Dataset entries:
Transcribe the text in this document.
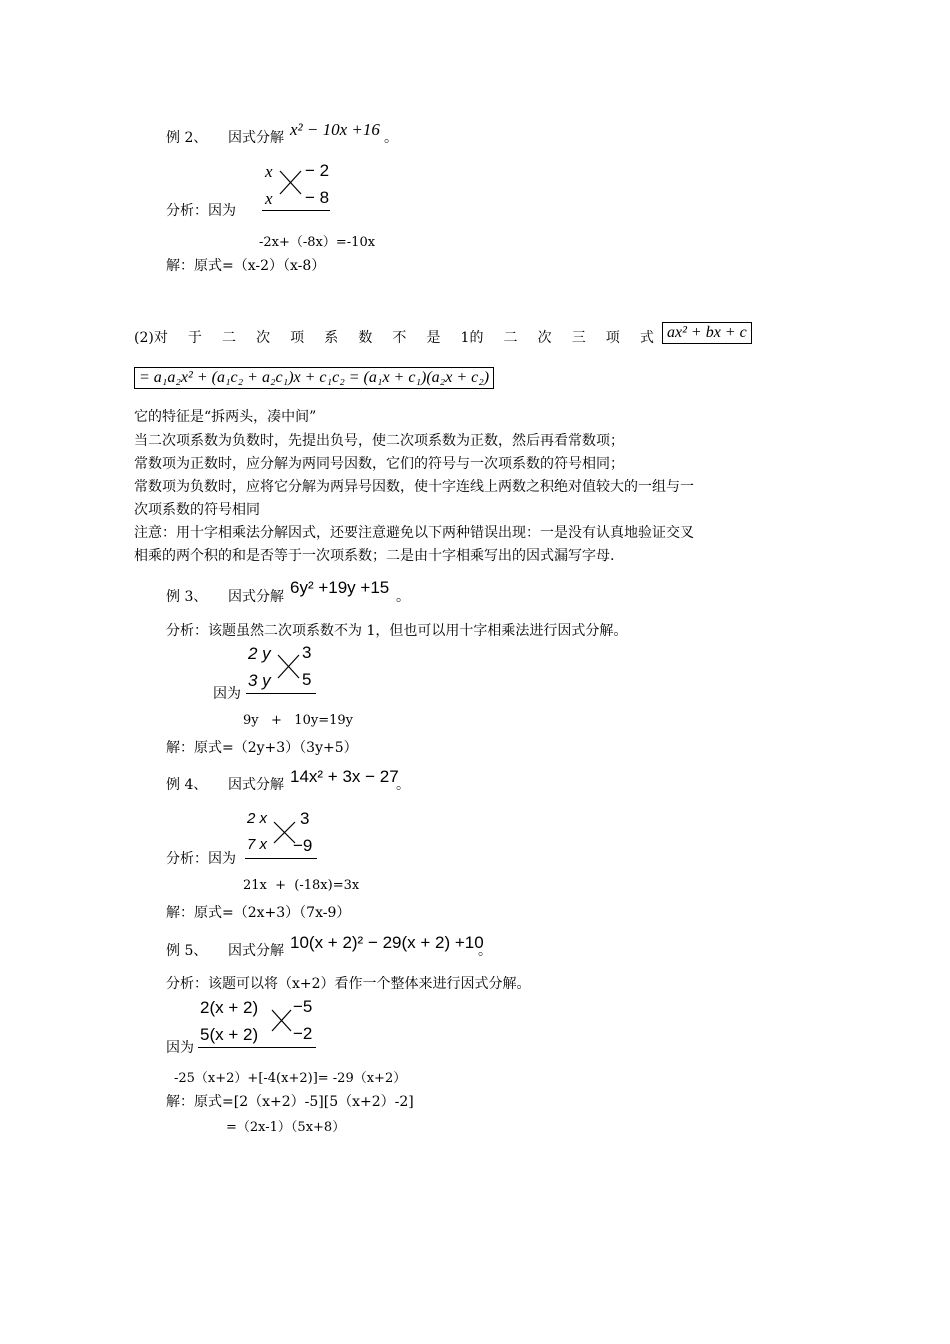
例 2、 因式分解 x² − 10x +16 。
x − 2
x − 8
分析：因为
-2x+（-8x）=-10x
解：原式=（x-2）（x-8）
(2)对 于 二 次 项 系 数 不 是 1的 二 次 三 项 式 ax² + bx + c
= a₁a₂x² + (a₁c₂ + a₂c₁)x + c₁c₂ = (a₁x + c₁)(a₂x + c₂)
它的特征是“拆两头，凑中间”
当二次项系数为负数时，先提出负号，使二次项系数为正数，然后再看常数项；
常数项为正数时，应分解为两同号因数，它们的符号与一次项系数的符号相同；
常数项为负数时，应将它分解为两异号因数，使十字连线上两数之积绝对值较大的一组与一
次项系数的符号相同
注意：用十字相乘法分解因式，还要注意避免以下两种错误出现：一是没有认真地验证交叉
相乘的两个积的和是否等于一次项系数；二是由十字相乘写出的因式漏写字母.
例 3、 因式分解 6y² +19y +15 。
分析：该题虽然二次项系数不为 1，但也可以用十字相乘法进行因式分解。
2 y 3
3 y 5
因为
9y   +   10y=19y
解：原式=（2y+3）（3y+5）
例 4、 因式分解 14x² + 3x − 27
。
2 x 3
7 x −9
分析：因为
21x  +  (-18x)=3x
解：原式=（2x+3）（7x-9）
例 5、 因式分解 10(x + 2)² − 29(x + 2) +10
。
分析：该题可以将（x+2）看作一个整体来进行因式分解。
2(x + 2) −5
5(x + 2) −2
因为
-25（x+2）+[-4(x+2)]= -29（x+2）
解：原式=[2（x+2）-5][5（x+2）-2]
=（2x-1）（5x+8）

* * *

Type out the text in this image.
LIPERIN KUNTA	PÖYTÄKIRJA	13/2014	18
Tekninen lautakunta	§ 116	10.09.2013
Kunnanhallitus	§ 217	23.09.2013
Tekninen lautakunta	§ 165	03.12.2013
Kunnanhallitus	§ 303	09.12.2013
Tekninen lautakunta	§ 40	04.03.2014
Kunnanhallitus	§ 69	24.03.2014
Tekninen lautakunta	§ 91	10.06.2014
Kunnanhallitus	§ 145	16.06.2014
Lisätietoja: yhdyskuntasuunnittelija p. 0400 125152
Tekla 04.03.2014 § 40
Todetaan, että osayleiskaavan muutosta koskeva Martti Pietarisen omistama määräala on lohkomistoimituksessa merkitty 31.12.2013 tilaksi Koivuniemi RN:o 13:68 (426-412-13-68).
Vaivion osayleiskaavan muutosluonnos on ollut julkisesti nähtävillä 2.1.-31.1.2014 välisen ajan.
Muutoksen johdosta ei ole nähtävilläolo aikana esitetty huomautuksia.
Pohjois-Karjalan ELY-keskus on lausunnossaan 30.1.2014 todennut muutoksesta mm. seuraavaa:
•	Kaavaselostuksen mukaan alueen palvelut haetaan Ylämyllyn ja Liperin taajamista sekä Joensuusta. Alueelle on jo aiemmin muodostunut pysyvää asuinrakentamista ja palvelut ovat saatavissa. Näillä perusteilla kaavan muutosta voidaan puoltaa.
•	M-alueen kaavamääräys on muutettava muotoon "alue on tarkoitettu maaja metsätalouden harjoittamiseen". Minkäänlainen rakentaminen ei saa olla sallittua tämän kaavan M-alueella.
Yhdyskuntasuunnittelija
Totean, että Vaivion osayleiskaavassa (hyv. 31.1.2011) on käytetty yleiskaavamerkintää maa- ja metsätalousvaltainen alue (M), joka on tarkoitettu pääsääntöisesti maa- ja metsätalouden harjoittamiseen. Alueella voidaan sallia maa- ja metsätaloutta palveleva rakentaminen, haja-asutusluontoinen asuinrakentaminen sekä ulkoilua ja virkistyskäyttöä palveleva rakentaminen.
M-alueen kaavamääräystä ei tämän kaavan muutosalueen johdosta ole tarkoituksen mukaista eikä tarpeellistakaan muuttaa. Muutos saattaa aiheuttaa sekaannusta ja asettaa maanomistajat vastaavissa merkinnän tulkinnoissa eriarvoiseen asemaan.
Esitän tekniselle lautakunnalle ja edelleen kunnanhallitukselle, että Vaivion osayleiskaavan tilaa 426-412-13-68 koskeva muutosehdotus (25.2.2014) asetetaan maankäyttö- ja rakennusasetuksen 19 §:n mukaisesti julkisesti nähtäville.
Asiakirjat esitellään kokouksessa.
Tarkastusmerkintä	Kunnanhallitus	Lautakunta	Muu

REQUIRED TASK. Give only the number of lines in the material above that include the word "Kunnanhallitus".

FINAL RESULT. 5